STATED GOAL → Return, word for word, only the lines from the one containing "Convert this screenshot" through the last line of the entries.

Start ENTRIES SHOWN

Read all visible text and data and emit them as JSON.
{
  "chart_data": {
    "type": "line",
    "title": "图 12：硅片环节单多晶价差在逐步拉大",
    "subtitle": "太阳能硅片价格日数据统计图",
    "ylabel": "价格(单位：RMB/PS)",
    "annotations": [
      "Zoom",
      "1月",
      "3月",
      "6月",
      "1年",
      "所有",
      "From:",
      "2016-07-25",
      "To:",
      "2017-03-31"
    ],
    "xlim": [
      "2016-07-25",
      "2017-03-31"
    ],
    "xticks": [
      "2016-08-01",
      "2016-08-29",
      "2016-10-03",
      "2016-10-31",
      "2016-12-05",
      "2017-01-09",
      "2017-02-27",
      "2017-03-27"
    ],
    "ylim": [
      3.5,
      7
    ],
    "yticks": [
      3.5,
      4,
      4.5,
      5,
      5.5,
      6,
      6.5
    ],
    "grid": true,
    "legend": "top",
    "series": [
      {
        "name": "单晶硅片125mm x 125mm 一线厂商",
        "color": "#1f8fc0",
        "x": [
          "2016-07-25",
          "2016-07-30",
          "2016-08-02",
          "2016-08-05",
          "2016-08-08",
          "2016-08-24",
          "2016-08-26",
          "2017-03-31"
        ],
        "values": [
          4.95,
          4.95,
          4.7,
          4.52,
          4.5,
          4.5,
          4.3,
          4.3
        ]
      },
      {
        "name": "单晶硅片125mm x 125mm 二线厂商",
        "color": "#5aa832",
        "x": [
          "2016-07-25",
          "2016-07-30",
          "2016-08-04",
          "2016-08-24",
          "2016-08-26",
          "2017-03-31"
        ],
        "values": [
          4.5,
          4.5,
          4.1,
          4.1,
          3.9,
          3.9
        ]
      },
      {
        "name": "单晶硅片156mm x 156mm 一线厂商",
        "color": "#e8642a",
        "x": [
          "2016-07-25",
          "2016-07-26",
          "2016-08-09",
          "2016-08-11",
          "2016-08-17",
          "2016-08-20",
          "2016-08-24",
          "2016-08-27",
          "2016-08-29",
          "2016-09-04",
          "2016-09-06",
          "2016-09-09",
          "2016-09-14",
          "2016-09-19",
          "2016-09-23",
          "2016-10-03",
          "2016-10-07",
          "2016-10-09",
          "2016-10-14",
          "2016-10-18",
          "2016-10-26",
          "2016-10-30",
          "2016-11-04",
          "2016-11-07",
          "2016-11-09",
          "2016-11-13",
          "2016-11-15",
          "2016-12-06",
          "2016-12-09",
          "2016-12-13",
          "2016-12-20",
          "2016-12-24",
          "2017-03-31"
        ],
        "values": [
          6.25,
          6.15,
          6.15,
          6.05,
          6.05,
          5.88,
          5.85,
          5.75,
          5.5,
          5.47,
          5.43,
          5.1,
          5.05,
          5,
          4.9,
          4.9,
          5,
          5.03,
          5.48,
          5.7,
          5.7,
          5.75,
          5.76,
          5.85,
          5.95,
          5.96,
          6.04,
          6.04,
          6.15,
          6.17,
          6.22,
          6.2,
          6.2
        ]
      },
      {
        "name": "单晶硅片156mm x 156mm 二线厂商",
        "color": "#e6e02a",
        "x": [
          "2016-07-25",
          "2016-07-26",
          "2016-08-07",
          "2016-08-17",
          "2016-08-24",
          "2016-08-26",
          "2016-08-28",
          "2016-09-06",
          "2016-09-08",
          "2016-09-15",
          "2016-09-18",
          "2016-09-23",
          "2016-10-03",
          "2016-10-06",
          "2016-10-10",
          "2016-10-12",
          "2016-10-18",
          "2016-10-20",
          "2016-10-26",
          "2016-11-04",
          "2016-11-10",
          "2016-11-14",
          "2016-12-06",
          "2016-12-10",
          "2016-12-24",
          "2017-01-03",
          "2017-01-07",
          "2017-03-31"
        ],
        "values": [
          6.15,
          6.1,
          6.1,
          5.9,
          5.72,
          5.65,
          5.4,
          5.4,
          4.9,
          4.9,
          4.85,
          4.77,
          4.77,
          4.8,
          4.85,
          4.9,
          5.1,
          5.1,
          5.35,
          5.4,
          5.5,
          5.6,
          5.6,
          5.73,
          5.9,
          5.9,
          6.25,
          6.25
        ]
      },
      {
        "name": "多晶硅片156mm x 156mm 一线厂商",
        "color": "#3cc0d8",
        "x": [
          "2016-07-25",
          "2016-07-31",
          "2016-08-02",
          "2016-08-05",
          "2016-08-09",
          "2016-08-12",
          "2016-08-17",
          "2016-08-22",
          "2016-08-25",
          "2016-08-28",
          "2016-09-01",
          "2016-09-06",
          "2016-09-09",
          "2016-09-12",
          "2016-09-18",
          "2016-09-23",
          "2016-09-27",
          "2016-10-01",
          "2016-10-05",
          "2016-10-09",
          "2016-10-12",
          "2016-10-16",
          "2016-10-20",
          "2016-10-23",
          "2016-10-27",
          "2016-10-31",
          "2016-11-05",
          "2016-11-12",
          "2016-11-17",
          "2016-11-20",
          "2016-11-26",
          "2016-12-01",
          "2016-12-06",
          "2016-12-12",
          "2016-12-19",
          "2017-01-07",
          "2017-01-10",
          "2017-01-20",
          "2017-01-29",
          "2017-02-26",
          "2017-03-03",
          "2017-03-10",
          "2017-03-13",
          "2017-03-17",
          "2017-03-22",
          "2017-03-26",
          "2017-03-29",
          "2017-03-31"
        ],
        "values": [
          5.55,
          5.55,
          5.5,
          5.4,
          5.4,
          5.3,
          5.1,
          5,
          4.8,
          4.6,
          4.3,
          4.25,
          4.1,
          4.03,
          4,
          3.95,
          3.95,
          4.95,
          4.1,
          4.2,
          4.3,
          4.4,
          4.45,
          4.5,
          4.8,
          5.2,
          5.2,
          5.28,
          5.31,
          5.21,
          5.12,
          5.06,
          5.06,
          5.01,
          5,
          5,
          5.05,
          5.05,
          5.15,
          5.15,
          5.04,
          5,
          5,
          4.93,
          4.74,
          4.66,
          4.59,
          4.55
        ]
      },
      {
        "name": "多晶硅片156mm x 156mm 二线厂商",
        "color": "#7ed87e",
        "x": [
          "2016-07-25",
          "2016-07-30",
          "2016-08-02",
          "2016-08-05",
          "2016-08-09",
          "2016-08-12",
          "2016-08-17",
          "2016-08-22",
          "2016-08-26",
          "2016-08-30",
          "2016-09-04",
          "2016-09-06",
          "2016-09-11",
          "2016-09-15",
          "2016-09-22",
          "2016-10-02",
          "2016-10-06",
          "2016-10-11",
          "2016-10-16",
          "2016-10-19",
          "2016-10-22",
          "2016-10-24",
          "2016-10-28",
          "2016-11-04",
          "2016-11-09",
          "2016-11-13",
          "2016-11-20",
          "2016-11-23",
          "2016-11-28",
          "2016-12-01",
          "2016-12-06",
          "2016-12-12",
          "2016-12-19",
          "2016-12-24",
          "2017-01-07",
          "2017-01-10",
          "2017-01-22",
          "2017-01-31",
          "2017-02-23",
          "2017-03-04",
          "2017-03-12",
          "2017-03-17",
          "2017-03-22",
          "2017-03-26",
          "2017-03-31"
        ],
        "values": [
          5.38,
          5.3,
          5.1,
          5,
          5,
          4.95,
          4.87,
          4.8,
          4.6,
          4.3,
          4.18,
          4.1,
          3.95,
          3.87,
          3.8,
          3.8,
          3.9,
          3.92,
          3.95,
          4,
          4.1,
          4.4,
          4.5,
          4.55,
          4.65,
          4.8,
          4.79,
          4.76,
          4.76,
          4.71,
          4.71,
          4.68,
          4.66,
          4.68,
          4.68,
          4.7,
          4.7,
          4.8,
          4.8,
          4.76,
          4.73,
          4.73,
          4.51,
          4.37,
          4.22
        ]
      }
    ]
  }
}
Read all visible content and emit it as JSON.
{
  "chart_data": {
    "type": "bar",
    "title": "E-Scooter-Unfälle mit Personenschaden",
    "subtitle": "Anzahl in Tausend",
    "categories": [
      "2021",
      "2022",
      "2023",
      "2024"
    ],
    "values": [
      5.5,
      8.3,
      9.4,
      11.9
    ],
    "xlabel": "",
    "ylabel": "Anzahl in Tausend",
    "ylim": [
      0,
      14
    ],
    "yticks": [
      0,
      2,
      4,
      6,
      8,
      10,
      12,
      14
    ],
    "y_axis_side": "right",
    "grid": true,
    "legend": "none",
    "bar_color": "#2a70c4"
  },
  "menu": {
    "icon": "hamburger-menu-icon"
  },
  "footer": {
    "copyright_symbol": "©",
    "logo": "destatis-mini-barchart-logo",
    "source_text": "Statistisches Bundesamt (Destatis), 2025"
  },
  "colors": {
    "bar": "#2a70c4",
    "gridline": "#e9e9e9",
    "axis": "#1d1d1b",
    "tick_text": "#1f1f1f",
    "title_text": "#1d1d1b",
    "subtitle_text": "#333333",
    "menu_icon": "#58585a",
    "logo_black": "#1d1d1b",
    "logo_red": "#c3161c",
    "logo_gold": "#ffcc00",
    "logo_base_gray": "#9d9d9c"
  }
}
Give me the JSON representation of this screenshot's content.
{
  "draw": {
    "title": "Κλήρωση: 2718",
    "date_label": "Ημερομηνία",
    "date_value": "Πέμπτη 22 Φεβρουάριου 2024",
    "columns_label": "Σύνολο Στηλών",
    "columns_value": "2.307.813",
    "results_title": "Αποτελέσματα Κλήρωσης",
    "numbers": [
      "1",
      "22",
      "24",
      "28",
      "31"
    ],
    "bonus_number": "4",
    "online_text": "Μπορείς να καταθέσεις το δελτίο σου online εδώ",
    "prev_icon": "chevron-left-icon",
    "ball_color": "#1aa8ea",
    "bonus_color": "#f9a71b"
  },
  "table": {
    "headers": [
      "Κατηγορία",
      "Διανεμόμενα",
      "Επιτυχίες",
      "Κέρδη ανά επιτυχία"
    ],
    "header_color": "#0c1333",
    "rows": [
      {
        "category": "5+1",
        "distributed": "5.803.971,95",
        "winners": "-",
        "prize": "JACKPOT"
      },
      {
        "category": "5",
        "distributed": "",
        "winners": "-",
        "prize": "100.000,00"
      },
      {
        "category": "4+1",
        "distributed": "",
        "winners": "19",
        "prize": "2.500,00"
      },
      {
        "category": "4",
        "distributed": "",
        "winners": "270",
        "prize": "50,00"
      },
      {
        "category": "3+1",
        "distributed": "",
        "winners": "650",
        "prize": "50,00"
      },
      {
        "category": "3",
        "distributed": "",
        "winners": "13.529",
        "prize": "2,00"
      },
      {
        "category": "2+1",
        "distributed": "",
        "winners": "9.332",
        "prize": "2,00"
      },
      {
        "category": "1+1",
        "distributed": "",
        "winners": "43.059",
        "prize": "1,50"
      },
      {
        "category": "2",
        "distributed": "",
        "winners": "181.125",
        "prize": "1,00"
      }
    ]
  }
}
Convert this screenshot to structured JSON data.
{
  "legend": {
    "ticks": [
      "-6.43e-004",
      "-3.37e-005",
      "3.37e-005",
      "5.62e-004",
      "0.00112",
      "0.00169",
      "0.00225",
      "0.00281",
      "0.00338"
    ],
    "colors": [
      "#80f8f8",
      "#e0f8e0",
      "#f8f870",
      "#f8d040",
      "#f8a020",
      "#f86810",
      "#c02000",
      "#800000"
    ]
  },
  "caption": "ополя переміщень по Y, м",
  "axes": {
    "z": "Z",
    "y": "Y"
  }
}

End ENTRIES SHOWN

SOLUTION TO THIS TASK →
Convert this screenshot to structured JSON data.
{
  "legend": {
    "ticks": [
      "-6.43e-004",
      "-3.37e-005",
      "3.37e-005",
      "5.62e-004",
      "0.00112",
      "0.00169",
      "0.00225",
      "0.00281",
      "0.00338"
    ],
    "colors": [
      "#80f8f8",
      "#e0f8e0",
      "#f8f870",
      "#f8d040",
      "#f8a020",
      "#f86810",
      "#c02000",
      "#800000"
    ]
  },
  "caption": "ополя переміщень по Y, м",
  "axes": {
    "z": "Z",
    "y": "Y"
  }
}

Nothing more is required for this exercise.